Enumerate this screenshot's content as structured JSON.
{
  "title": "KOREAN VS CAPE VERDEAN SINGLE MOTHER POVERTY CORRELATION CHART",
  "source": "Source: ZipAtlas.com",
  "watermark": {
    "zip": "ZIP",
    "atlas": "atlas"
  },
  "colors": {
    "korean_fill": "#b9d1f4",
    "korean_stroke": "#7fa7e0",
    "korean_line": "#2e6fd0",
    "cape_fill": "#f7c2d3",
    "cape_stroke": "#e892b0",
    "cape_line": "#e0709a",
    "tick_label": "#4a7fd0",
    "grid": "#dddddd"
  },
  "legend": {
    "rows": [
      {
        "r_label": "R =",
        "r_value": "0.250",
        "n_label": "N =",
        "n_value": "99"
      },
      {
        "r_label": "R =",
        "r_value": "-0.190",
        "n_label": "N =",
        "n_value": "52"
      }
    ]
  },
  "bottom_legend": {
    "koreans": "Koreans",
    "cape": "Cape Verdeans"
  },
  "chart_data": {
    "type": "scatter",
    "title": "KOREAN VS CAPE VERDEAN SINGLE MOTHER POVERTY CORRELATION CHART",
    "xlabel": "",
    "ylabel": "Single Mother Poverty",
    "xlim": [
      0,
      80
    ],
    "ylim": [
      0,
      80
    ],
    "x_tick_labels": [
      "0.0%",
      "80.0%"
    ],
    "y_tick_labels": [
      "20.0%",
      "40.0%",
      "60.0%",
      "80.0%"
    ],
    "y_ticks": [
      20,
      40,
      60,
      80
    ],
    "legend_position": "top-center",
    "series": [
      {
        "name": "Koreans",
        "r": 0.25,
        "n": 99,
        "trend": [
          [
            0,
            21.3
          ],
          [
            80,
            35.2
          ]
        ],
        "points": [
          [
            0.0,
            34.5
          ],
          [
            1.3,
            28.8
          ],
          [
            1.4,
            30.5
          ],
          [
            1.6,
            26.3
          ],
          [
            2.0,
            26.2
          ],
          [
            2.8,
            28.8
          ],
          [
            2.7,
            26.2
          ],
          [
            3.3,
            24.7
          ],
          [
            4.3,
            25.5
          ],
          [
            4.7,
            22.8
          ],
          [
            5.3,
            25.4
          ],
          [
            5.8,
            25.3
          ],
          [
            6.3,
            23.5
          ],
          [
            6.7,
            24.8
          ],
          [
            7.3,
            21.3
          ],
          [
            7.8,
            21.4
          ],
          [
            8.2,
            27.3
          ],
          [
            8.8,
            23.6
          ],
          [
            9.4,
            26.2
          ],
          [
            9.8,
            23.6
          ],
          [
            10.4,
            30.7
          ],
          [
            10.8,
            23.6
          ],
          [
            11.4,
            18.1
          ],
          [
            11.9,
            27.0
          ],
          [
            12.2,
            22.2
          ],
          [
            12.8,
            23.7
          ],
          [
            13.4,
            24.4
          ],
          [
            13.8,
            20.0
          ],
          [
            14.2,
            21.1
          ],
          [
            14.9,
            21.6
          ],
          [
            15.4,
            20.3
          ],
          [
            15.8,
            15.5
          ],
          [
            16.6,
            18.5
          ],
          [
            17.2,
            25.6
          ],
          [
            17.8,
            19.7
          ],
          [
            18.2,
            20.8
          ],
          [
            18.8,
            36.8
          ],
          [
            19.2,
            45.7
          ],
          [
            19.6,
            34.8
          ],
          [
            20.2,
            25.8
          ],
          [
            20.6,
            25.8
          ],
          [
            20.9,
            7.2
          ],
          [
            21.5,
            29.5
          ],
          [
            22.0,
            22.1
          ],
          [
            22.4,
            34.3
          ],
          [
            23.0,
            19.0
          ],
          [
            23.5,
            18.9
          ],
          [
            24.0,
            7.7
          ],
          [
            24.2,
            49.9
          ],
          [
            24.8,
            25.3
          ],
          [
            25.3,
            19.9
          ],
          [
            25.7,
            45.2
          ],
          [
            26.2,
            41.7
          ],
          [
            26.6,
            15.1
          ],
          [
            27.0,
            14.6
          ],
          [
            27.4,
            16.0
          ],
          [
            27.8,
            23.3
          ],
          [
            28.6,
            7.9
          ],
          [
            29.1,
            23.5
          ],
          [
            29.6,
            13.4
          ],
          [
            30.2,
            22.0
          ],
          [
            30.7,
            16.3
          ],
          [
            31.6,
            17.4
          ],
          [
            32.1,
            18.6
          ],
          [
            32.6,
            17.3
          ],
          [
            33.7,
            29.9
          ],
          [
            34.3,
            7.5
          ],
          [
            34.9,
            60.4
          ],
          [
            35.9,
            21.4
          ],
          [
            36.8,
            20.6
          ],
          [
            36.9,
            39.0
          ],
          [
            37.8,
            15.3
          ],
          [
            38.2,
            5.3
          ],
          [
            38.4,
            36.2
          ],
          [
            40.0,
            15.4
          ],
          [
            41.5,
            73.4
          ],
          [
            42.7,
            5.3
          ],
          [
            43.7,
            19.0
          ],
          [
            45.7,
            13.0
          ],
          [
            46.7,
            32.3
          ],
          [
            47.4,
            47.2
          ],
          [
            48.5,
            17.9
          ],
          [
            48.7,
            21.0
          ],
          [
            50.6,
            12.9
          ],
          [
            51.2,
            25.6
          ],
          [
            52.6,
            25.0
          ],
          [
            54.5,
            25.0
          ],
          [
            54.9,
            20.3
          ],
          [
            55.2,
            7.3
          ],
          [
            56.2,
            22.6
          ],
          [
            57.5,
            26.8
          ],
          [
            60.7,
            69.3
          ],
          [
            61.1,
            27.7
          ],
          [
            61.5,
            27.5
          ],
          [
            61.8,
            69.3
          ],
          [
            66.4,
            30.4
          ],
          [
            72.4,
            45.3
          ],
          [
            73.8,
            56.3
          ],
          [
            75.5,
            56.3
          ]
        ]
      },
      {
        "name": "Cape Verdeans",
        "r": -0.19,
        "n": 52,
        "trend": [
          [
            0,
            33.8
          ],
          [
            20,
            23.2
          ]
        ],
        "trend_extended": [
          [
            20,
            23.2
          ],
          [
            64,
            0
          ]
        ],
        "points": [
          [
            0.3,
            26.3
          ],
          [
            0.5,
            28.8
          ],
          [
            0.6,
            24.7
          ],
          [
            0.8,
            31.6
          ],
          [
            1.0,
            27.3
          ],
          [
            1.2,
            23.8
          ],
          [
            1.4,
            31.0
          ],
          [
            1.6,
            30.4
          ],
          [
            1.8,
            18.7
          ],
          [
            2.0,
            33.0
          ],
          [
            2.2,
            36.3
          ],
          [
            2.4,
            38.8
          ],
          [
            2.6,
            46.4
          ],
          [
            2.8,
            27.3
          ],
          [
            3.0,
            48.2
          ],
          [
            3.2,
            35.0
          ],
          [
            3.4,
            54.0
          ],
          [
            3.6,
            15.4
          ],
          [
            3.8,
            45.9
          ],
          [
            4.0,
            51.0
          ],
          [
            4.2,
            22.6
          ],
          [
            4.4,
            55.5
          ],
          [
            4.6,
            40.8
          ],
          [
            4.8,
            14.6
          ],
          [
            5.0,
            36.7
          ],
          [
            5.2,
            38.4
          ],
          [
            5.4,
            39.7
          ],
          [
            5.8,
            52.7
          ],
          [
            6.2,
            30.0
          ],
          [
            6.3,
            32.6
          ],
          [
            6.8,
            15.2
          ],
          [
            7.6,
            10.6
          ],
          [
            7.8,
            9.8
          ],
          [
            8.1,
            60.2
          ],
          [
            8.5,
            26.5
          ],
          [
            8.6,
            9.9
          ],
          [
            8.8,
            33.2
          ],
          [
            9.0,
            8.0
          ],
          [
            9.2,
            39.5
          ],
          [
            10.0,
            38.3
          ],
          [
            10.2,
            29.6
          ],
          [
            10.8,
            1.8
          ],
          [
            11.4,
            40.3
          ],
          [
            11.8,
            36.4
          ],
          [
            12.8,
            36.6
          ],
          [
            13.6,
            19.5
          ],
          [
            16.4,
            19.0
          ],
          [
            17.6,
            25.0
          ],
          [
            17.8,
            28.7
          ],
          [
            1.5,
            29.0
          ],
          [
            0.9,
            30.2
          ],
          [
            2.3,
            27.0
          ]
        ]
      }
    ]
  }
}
========================================================================
* Task requirements: The word "CORRELATION" may turn up on some lines of these records; say how many, with no other words.

* Response for this exercise: 2